=== DOCUMENTO DI ORIGINE ===

Intervistato da Sky Sport 24, Claudio Marchisio ha rilasciato le seguenti dichiarazioni.

QUARANTENA«La sto vivendo come tutti, dentro casa, uscendo solo per necessità. Mi sto riscoprendo maestro, insegnante con i miei figli per fargli fare i compiti e nel pomeriggio cerco di allenarmi un po’ sempre in casa. Ci sono tanti modi per allenarsi, in tanti sui social ci stanno facendo vedere quali esercizi fare. Abbiamo l’informazione per fare il nostro programma in casa».

CENTROCAMPISTI IN NAZIONALE«Dovranno fare il salto di qualità per meritarsi i grandi club italiani ed europei per essere perni poi in futuro. È un percorso che ci vuole, ma stanno uscendo grandi talenti per il futuro. La nostra Nazionale, i nostri giovani hanno fatto un grande percorso quest’anno».

EUROPEO«La qualificazione dell’Italia è stato il biglietto da visita. I presupposti per vincerlo ci sono, stiamo prendendo una strada molto positiva».

DIFESA A 3 JUVE – «È giusto che ci sia Sarri a parlare di questo. Sarebbe bello pensare a De Ligt, Chiellini e Bonucci ma le responsabilità spettano all’allenatore».

GOL NEL DERBY«Grandi emozioni, perché il derby l’ho vissuto sin da bambino. È una partita che ho sempre sentito molto e da sempre ho grande ammirazione per la storia del Torino. Mi dispiace da torinese che i granata non siano riusciti ad arrivare al livello dell’Atalanta negli ultimi anni».

GUARDARE LE PARTITE – «Vedo le partite con i miei figli. Loro sono molto attaccati, e mi diverto a guardare i loro volti durante le sfide. Siamo tutti juventini, assolutamente se no non si può stare sotto questo tetto (ride ndr)».

GOL CHE L’HA EMOZIONATO DI PIU’«Il primo non si scorda mai, quello contro la Fiorentina su assist di Del Piero. Ogni tanto mi ricapita di vederlo e sembravo un bambino che non sapeva neanche come esultare. Ma anche quello contro l’Inter nell’anno di Ferrara, quello nel derby, il gesto tecnico in rovesciata con l’Udinese».

===

COMPITO DA SVOLGERE: Riprendi l'intervista a Claudio Marchisio dopo l'ultima dichiarazione riportata e continuala.

=== VOCI DEL DATASET ===

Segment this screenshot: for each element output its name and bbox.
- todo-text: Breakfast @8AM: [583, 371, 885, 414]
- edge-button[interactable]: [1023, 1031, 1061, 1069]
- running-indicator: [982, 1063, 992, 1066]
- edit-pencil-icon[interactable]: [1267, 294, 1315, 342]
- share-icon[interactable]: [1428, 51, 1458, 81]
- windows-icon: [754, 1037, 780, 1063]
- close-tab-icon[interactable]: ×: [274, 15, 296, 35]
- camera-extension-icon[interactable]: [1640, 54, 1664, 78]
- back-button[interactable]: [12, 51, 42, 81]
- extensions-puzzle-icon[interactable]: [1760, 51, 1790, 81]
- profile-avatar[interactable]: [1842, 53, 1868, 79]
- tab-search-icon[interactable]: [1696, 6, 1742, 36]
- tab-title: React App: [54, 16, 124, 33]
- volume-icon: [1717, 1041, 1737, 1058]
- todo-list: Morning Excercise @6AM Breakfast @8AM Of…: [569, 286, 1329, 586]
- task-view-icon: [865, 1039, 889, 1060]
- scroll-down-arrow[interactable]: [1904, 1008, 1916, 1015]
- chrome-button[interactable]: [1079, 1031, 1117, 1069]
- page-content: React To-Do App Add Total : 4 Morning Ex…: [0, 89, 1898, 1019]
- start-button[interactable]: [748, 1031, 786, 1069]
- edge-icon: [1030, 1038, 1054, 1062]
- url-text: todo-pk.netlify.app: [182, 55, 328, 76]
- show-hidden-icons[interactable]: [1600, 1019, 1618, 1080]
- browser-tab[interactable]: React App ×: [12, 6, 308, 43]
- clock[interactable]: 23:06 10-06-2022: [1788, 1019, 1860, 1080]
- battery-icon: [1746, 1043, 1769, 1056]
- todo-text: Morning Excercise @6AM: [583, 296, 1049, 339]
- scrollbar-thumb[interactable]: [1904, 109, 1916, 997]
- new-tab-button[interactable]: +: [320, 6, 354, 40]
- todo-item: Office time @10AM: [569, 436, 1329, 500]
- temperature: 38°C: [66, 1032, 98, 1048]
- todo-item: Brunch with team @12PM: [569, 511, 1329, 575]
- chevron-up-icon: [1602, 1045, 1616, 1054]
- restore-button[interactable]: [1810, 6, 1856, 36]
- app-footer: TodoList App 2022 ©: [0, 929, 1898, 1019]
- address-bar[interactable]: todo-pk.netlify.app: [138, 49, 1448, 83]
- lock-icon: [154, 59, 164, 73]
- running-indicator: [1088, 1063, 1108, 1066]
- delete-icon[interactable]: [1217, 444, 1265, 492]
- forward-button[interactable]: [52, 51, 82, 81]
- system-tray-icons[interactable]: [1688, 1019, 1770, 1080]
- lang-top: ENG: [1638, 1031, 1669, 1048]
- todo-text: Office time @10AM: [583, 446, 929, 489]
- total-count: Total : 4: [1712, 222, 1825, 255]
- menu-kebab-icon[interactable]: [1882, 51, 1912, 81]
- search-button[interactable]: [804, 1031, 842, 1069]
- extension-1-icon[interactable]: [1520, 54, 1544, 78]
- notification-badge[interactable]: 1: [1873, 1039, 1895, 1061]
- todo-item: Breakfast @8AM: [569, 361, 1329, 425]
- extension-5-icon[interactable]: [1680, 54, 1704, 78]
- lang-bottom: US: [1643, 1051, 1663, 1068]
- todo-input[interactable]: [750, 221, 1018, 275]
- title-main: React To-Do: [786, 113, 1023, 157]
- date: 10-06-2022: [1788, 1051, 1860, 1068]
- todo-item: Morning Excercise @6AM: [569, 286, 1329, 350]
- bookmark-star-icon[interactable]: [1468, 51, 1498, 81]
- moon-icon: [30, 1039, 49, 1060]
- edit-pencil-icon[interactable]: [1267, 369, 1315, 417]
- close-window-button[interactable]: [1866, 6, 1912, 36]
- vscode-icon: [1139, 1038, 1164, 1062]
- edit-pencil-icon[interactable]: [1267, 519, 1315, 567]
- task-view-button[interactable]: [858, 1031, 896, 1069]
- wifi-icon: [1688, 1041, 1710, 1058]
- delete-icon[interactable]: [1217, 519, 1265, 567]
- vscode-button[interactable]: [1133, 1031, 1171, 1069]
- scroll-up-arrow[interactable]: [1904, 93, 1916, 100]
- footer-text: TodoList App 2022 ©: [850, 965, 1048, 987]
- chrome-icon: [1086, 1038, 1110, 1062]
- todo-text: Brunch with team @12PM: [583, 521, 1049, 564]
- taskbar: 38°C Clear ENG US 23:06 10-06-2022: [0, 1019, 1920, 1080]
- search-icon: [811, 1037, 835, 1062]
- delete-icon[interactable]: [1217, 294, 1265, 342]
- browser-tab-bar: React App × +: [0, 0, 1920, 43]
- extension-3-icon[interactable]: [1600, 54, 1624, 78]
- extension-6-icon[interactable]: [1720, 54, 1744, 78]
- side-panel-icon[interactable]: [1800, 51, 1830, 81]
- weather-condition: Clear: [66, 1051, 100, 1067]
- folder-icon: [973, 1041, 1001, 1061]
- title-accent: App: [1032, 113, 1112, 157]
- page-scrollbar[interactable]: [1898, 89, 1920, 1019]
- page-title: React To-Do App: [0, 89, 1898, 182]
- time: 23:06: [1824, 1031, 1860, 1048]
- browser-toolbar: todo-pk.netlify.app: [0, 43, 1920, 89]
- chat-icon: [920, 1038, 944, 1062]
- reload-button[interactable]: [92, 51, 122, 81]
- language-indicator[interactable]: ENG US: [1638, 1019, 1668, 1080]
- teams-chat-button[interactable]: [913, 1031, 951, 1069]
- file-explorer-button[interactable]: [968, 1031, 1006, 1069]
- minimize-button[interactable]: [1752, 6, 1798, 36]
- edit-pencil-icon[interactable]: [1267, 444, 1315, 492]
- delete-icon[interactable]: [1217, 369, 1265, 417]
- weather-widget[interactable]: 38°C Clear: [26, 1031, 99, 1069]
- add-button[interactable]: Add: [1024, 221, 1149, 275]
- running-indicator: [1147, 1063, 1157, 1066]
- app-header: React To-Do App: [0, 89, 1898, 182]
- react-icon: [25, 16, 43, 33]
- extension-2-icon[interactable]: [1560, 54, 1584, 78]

===

RISPOSTA QUI SOTTO:
CAMPO – «Mi manca tanto perché il campo non puoi dimenticarlo in così poco tempo. È stata una decisione importante, ponderata, però ho la fortuna di godermi questo sport con il mio lavoro ora, con la mia agenzia la MATE, quindi sono sempre all’interno».

ALTRA SQUADRA IN SERIE A – «Non sarei stato sincero e coerente con me stesso. Ho avuto la fortuna di realizzare il sogno che avevo sin da bambino, vincendo tanto con la squadra del mio cuore. Ci sono stati interessamenti negli anni di altre squadre italiane: ho avuto ammirazione per il Milan, che ho sempre rispettato, ma la decisione di non continuare in Italia è dovuta perché volevo indossare solo la maglia della Juve».

QUOTIDIANITA’ O PARTITA – «Cosa mi manca di più? La partita. Entrare in uno stadio pieno di gente… Quello che non abbiamo visto nelle ultime settimane senza tifo, che è la cosa più importante».

CONDIZIONE ATLETICA – «Dipende se verranno confermate le date che vediamo circolare ora. Gli strascichi più importanti saranno mentali, è una situazione mentale diversa, per tutti i giocatori sarà tutto diverso e le motivazioni faranno la differenza più della parte fisica».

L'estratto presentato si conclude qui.